YOUR OBJECTIVE. Using the data below, gather each line that includes the word "color".

DATASET EXTRACT.

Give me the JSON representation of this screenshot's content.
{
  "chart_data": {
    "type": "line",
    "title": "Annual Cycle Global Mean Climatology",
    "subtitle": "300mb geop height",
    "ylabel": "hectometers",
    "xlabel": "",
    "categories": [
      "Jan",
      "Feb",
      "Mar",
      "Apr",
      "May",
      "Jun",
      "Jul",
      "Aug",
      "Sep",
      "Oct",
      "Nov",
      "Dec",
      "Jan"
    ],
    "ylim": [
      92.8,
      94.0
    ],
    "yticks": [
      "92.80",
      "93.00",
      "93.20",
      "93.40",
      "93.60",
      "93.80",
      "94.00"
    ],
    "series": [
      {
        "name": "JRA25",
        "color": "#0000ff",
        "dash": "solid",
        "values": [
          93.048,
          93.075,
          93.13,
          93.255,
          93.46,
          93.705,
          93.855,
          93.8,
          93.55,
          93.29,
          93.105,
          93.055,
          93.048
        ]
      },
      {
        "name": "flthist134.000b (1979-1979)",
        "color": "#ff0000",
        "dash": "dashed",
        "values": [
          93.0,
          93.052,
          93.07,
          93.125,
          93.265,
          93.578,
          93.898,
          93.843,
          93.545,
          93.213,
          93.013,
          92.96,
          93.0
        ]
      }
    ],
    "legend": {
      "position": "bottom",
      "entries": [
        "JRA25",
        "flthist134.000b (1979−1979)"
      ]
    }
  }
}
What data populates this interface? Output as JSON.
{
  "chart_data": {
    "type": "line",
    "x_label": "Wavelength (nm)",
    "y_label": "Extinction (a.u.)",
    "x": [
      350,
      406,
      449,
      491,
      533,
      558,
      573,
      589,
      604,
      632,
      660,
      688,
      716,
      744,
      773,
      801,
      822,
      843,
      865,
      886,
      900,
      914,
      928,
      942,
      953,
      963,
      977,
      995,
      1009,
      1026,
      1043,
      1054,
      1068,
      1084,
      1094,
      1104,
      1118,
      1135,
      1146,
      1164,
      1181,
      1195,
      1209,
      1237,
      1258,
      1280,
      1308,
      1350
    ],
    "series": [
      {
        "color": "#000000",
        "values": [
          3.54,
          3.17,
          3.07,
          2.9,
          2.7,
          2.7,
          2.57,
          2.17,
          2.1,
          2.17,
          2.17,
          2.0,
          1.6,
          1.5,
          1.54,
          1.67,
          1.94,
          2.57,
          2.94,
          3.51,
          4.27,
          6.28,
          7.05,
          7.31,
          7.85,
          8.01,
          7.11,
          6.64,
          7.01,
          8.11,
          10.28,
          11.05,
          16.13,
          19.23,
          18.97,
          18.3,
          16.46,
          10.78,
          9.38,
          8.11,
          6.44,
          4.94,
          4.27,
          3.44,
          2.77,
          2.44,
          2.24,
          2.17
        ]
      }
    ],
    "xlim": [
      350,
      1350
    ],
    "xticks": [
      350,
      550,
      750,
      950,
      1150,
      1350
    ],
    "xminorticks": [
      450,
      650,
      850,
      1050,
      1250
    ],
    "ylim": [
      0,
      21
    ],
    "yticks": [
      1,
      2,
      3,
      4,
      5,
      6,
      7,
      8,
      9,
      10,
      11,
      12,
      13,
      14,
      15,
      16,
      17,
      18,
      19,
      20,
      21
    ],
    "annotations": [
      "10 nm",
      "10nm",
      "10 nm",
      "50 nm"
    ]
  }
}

WORKED ANSWER.
        "color": "#0000ff",
        "color": "#ff0000",
        "color": "#000000",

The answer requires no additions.